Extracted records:
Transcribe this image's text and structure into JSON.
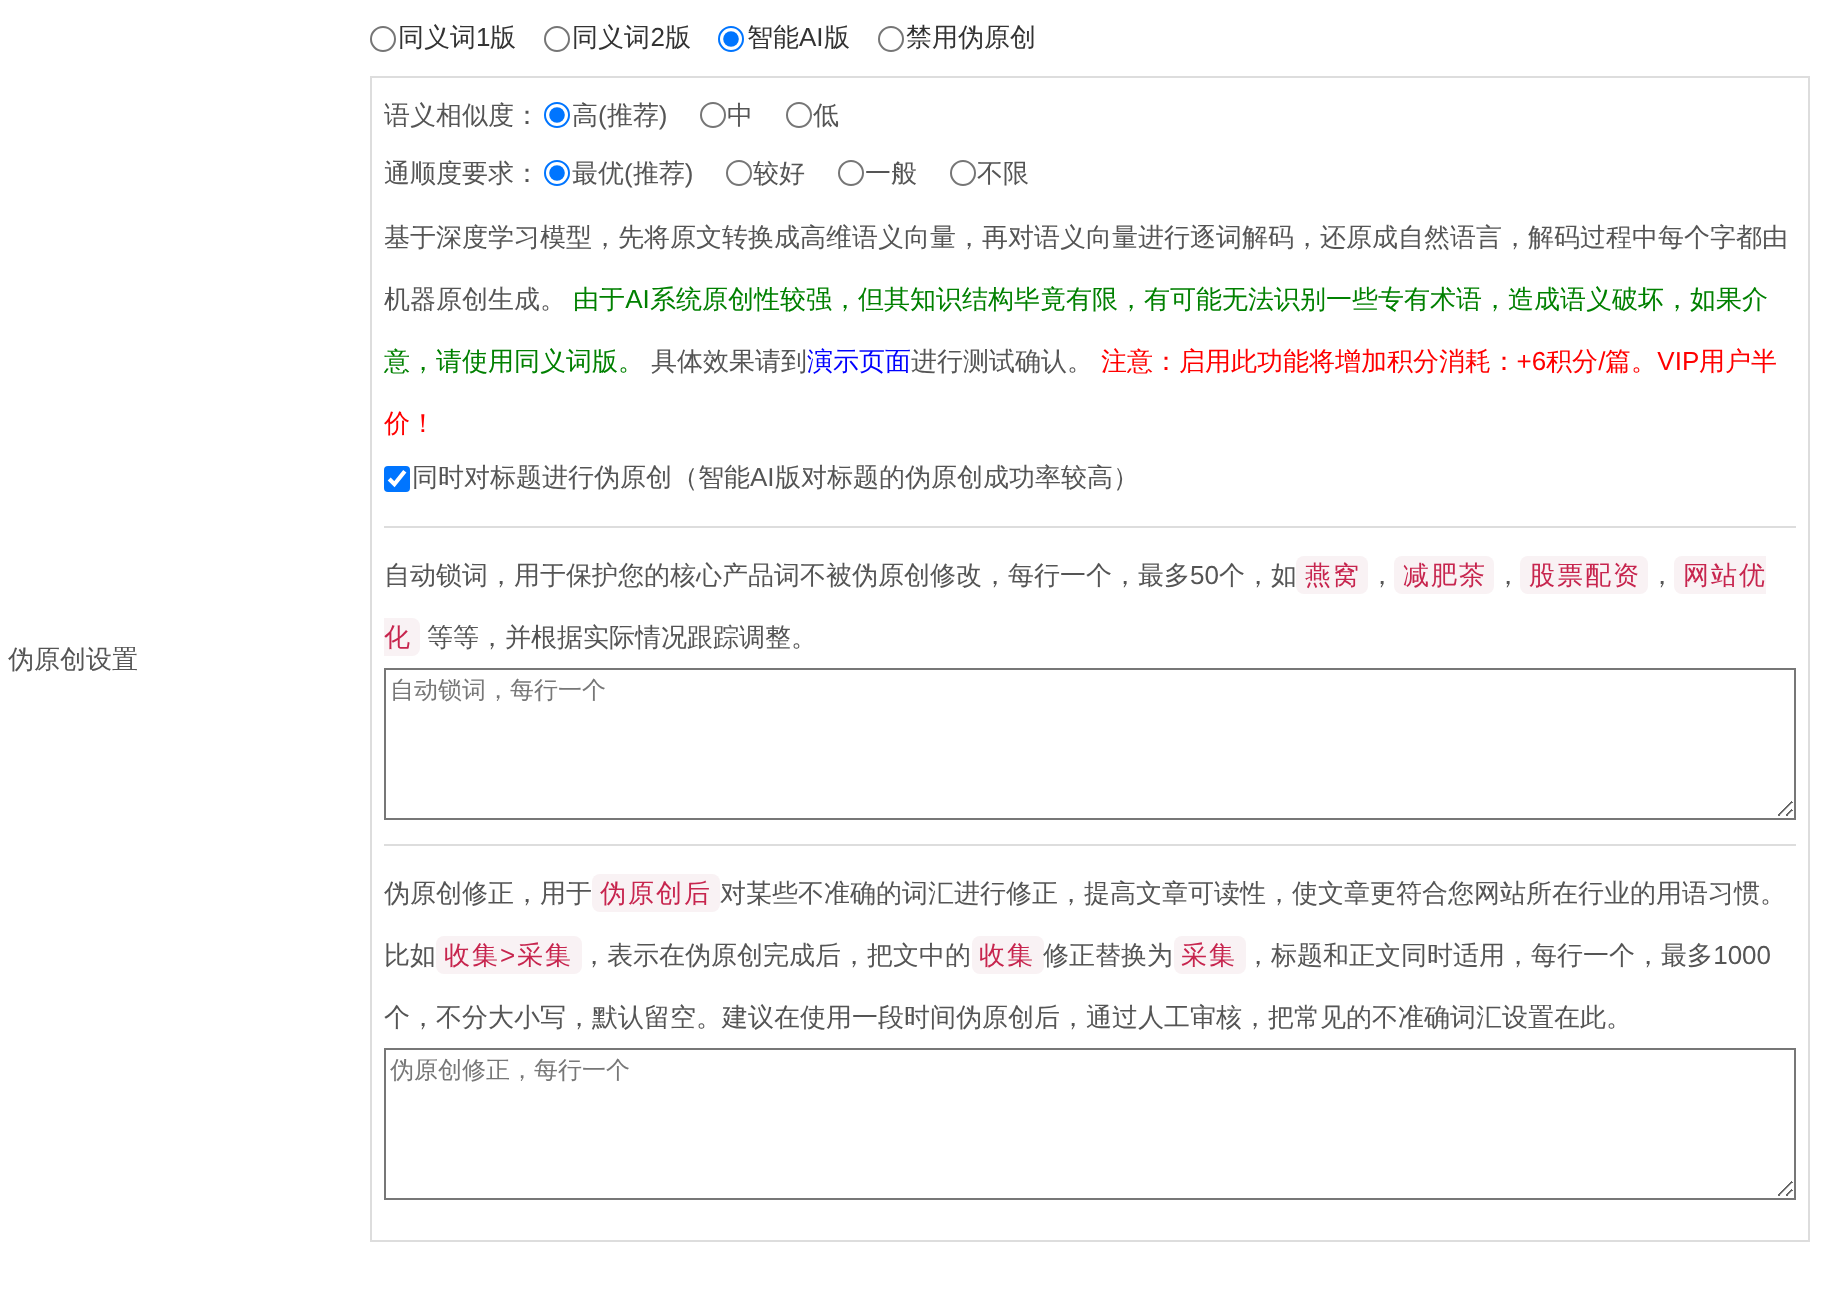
{
  "section_label": "伪原创设置",
  "modes": [
    {
      "label": "同义词1版",
      "selected": false
    },
    {
      "label": "同义词2版",
      "selected": false
    },
    {
      "label": "智能AI版",
      "selected": true
    },
    {
      "label": "禁用伪原创",
      "selected": false
    }
  ],
  "similarity": {
    "label": "语义相似度：",
    "options": [
      {
        "label": "高(推荐)",
        "selected": true
      },
      {
        "label": "中",
        "selected": false
      },
      {
        "label": "低",
        "selected": false
      }
    ]
  },
  "fluency": {
    "label": "通顺度要求：",
    "options": [
      {
        "label": "最优(推荐)",
        "selected": true
      },
      {
        "label": "较好",
        "selected": false
      },
      {
        "label": "一般",
        "selected": false
      },
      {
        "label": "不限",
        "selected": false
      }
    ]
  },
  "ai_description": [
    {
      "kind": "text",
      "text": "基于深度学习模型，先将原文转换成高维语义向量，再对语义向量进行逐词解码，还原成自然语言，解码过程中每个字都由机器原创生成。 "
    },
    {
      "kind": "green",
      "text": "由于AI系统原创性较强，但其知识结构毕竟有限，有可能无法识别一些专有术语，造成语义破坏，如果介意，请使用同义词版。"
    },
    {
      "kind": "text",
      "text": " 具体效果请到"
    },
    {
      "kind": "link",
      "text": "演示页面"
    },
    {
      "kind": "text",
      "text": "进行测试确认。 "
    },
    {
      "kind": "red",
      "text": "注意：启用此功能将增加积分消耗：+6积分/篇。VIP用户半价！"
    }
  ],
  "title_option": {
    "label": "同时对标题进行伪原创（智能AI版对标题的伪原创成功率较高）",
    "checked": true
  },
  "lock_words": {
    "description": [
      {
        "kind": "text",
        "text": "自动锁词，用于保护您的核心产品词不被伪原创修改，每行一个，最多50个，如"
      },
      {
        "kind": "code",
        "text": "燕窝"
      },
      {
        "kind": "text",
        "text": "，"
      },
      {
        "kind": "code",
        "text": "减肥茶"
      },
      {
        "kind": "text",
        "text": "，"
      },
      {
        "kind": "code",
        "text": "股票配资"
      },
      {
        "kind": "text",
        "text": "，"
      },
      {
        "kind": "code",
        "text": "网站优化"
      },
      {
        "kind": "text",
        "text": " 等等，并根据实际情况跟踪调整。"
      }
    ],
    "placeholder": "自动锁词，每行一个"
  },
  "corrections": {
    "description": [
      {
        "kind": "text",
        "text": "伪原创修正，用于"
      },
      {
        "kind": "code",
        "text": "伪原创后"
      },
      {
        "kind": "text",
        "text": "对某些不准确的词汇进行修正，提高文章可读性，使文章更符合您网站所在行业的用语习惯。比如"
      },
      {
        "kind": "code",
        "text": "收集>采集"
      },
      {
        "kind": "text",
        "text": "，表示在伪原创完成后，把文中的"
      },
      {
        "kind": "code",
        "text": "收集"
      },
      {
        "kind": "text",
        "text": "修正替换为"
      },
      {
        "kind": "code",
        "text": "采集"
      },
      {
        "kind": "text",
        "text": "，标题和正文同时适用，每行一个，最多1000个，不分大小写，默认留空。建议在使用一段时间伪原创后，通过人工审核，把常见的不准确词汇设置在此。"
      }
    ],
    "placeholder": "伪原创修正，每行一个"
  }
}
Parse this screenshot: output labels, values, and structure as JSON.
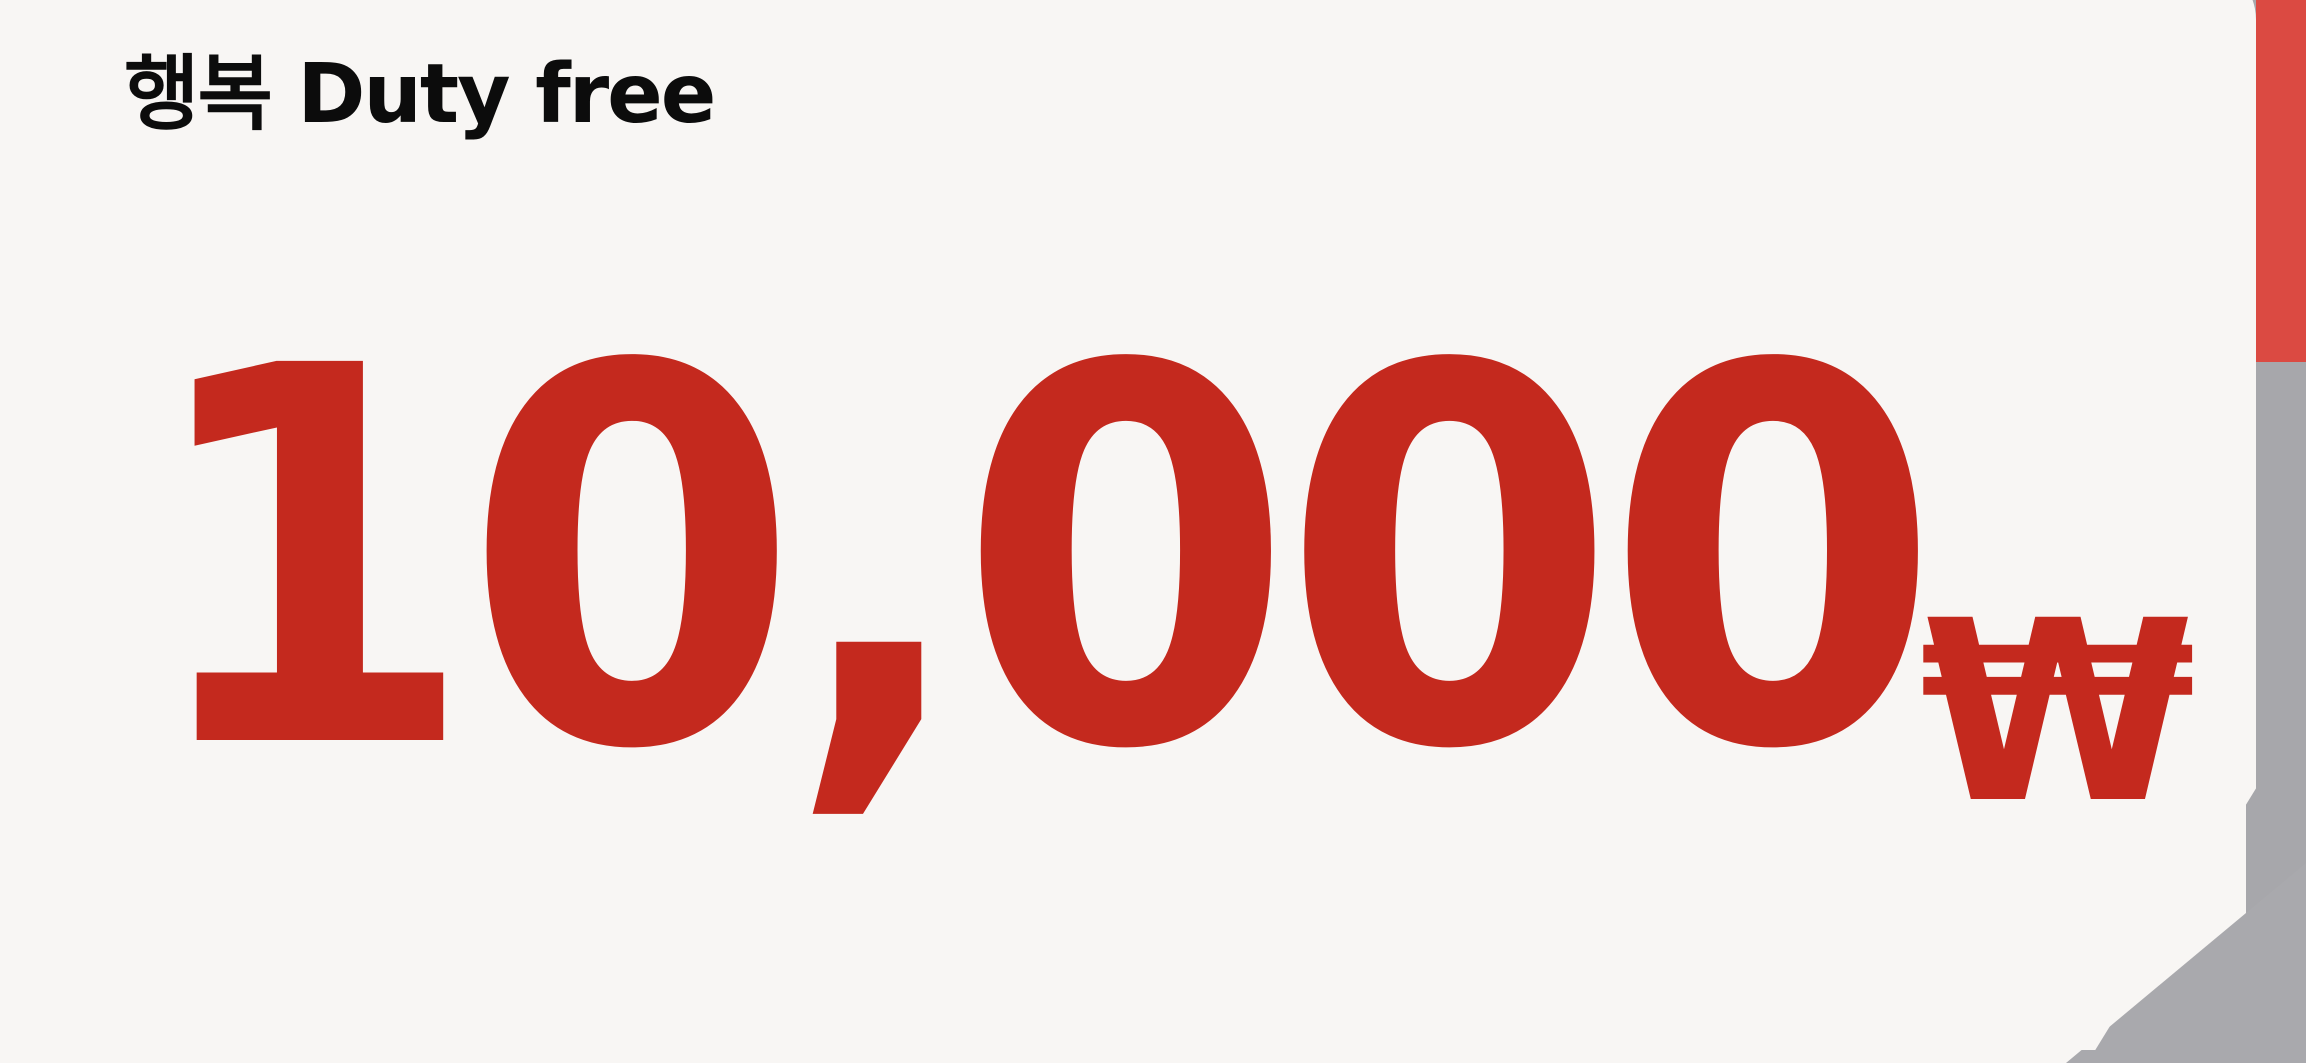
{
  "voucher": {
    "brand_name": "행복 Duty free",
    "amount": "10,000",
    "currency_symbol": "₩"
  },
  "colors": {
    "amount": "#c4291e",
    "brand_text": "#0c0c0c",
    "card_background": "#f8f6f4",
    "accent_strip": "#db4a42",
    "backdrop": "#a7a7ab"
  }
}
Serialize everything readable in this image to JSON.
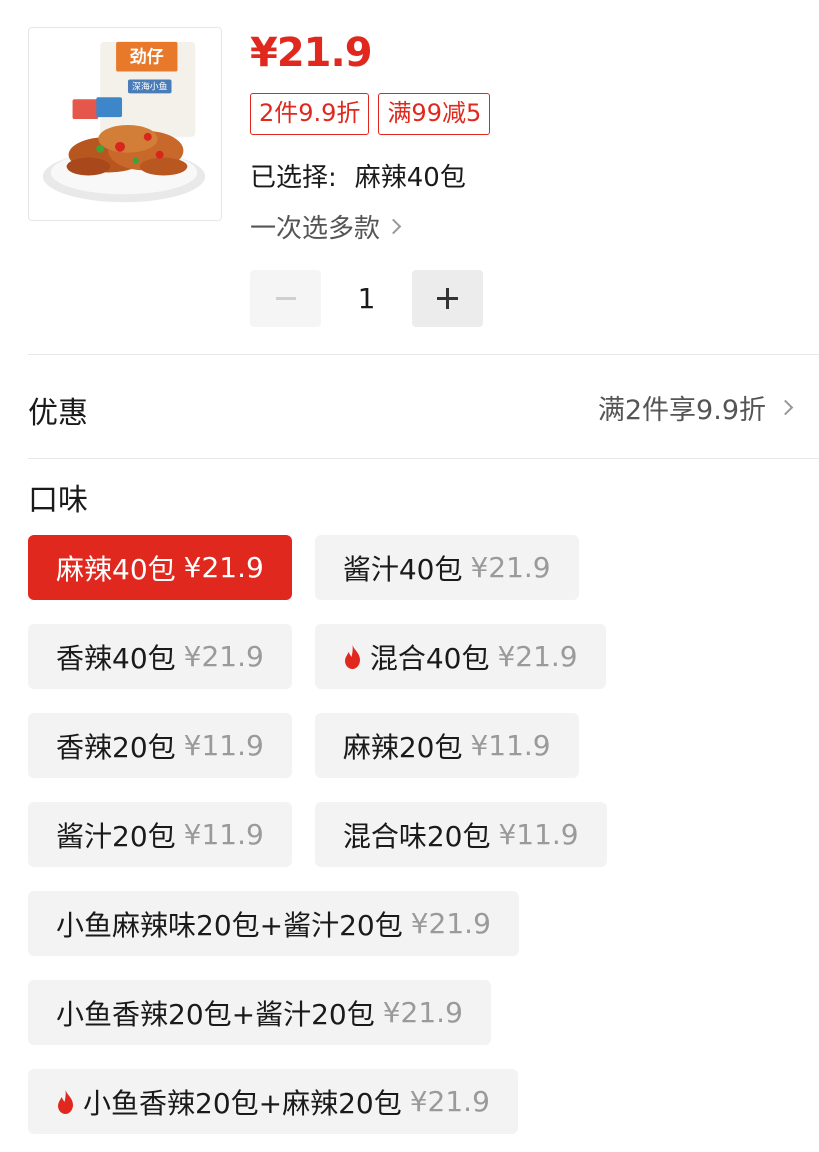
{
  "product": {
    "image_icon": "fish-snack-package-image",
    "brand_text": "劲仔",
    "subtitle_text": "深海小鱼",
    "price": "¥21.9"
  },
  "promotions": [
    "2件9.9折",
    "满99减5"
  ],
  "selection": {
    "label": "已选择:",
    "value": "麻辣40包"
  },
  "multi_select_label": "一次选多款",
  "quantity": "1",
  "discount": {
    "label": "优惠",
    "value": "满2件享9.9折"
  },
  "flavor_label": "口味",
  "options": [
    {
      "name": "麻辣40包",
      "price": "¥21.9",
      "selected": true,
      "hot": false
    },
    {
      "name": "酱汁40包",
      "price": "¥21.9",
      "selected": false,
      "hot": false
    },
    {
      "name": "香辣40包",
      "price": "¥21.9",
      "selected": false,
      "hot": false
    },
    {
      "name": "混合40包",
      "price": "¥21.9",
      "selected": false,
      "hot": true
    },
    {
      "name": "香辣20包",
      "price": "¥11.9",
      "selected": false,
      "hot": false
    },
    {
      "name": "麻辣20包",
      "price": "¥11.9",
      "selected": false,
      "hot": false
    },
    {
      "name": "酱汁20包",
      "price": "¥11.9",
      "selected": false,
      "hot": false
    },
    {
      "name": "混合味20包",
      "price": "¥11.9",
      "selected": false,
      "hot": false
    },
    {
      "name": "小鱼麻辣味20包+酱汁20包",
      "price": "¥21.9",
      "selected": false,
      "hot": false
    },
    {
      "name": "小鱼香辣20包+酱汁20包",
      "price": "¥21.9",
      "selected": false,
      "hot": false
    },
    {
      "name": "小鱼香辣20包+麻辣20包",
      "price": "¥21.9",
      "selected": false,
      "hot": true
    }
  ],
  "colors": {
    "accent": "#e0281e",
    "chip_bg": "#f3f3f3",
    "muted_price": "#9a9a9a"
  }
}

SET TASK.
Select and copy every line from the records that includes the word "placeholder".

THE RESPONSE.
    "placeholder": "自动锁词，每行一个"
    "placeholder": "伪原创修正，每行一个"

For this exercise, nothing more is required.